What lines of the data hold the string "Investment"? Pull each one out.
•••
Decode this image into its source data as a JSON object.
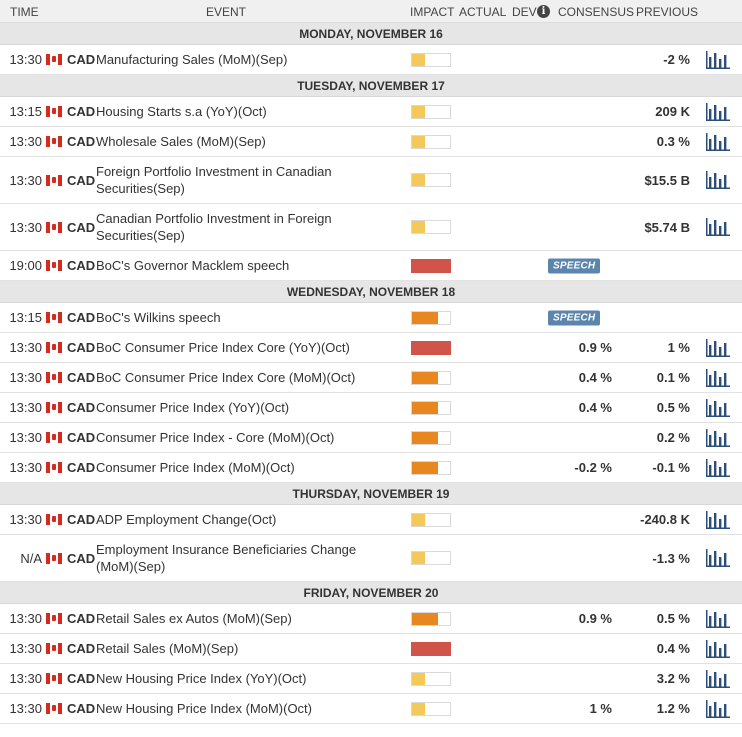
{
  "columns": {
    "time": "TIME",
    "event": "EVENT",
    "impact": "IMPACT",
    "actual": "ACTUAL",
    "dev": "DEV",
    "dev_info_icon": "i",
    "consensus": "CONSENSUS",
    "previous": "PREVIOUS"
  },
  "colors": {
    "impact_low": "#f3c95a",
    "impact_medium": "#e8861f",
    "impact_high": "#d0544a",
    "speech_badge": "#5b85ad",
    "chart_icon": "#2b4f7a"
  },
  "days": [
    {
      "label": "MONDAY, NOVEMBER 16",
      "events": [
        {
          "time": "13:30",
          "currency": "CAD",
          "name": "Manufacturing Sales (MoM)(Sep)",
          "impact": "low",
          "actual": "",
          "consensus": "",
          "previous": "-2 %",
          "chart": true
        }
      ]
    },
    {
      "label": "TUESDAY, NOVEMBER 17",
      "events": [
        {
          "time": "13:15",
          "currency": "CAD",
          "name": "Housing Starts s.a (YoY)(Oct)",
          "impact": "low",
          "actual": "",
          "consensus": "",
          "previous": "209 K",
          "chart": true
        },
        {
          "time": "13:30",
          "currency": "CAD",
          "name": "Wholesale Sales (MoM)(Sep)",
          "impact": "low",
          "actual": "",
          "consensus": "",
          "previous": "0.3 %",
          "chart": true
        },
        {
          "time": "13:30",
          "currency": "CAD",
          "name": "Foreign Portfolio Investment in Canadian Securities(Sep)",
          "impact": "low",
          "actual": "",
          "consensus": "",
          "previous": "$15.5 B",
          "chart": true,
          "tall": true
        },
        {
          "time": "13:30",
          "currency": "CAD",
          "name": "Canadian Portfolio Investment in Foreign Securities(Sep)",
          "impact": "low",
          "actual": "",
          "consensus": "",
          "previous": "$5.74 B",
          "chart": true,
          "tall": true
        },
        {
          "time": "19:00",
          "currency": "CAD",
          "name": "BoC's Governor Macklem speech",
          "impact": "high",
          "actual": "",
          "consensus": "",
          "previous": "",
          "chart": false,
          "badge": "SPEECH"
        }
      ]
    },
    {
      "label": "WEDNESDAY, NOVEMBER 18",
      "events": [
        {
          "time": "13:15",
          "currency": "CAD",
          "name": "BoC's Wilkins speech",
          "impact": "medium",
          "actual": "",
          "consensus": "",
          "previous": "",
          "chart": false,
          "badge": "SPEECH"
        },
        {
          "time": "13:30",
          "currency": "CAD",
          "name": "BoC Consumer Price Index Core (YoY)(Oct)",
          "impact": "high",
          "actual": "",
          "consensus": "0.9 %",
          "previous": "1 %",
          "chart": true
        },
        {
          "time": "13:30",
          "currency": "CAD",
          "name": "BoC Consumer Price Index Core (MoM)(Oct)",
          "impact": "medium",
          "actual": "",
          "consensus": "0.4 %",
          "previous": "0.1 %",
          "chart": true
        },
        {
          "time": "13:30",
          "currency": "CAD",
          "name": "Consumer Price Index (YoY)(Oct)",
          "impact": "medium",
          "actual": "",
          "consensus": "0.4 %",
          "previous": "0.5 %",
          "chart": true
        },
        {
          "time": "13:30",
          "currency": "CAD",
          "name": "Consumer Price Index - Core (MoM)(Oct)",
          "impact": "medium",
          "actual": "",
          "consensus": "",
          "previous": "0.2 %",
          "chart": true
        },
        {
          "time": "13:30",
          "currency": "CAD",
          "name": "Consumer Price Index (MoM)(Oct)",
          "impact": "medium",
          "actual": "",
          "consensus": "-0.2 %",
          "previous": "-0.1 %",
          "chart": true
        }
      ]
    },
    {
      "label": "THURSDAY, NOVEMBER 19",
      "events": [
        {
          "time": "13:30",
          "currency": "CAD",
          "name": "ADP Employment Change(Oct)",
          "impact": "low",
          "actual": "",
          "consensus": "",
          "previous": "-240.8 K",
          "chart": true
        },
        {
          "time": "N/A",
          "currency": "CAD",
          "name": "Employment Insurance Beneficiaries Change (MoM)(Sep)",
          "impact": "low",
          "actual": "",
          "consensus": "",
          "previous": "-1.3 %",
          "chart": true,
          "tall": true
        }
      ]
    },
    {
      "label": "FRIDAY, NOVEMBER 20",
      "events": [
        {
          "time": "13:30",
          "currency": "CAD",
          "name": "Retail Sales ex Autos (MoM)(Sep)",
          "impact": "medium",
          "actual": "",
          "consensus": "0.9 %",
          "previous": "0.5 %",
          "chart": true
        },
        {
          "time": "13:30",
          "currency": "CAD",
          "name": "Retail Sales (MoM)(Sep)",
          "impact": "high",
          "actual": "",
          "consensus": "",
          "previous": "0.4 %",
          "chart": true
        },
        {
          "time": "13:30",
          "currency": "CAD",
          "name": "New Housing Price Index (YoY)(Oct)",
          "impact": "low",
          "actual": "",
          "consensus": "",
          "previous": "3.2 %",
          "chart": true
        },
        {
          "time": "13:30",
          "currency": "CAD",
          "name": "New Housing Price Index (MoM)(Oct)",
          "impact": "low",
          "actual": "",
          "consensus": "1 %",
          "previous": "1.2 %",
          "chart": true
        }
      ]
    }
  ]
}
•••
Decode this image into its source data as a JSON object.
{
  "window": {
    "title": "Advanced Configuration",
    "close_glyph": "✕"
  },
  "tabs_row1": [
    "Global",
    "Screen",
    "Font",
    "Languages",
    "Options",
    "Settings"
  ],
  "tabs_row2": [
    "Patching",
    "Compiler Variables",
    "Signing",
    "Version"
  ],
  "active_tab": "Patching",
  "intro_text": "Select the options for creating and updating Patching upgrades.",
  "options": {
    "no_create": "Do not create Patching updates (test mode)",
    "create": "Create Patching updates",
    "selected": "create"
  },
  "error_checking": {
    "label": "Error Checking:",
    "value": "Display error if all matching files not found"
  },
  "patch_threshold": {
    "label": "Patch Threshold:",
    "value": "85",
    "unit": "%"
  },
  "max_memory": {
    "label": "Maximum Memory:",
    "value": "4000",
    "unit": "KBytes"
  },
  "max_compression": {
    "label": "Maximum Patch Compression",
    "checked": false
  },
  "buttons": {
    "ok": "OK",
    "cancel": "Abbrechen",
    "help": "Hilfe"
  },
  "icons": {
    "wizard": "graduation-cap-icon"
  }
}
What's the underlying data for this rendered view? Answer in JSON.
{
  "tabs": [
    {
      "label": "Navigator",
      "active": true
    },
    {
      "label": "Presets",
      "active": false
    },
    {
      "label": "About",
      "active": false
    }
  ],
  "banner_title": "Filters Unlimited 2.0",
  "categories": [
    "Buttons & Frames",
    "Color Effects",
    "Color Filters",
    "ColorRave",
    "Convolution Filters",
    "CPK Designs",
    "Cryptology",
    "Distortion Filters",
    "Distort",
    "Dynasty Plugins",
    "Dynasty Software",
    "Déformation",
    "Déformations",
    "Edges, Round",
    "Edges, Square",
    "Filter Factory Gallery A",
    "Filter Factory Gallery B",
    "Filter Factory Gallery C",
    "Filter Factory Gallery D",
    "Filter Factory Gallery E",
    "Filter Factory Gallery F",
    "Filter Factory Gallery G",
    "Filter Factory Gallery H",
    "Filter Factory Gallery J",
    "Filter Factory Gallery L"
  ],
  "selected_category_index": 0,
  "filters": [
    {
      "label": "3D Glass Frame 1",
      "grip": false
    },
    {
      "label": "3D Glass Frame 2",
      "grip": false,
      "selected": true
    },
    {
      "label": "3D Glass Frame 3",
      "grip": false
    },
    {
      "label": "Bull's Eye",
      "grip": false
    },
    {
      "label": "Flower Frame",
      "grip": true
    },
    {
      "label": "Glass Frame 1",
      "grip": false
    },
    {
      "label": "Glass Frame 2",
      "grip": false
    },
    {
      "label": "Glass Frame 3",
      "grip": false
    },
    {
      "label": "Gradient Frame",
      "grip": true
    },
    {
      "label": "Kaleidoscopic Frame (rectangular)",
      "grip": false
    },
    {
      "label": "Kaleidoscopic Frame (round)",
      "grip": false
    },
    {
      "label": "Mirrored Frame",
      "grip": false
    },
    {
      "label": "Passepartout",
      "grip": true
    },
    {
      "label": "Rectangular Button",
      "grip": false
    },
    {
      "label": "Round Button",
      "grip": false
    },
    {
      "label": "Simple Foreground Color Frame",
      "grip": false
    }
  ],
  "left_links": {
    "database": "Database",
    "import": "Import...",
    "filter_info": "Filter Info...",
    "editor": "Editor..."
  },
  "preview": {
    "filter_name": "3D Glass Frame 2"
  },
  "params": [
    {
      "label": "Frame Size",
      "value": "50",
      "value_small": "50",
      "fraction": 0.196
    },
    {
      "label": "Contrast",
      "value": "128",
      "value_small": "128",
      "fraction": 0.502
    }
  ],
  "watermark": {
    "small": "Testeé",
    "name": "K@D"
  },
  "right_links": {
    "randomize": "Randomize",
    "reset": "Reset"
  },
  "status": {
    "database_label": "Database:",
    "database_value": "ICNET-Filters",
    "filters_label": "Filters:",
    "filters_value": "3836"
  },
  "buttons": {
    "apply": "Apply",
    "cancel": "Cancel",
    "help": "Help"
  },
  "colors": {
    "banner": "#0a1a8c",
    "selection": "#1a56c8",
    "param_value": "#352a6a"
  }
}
•••
- [RESULT FOR THIS EXERCISE]:
          "name": "Foreign Portfolio Investment in Canadian Securities(Sep)",
          "name": "Canadian Portfolio Investment in Foreign Securities(Sep)",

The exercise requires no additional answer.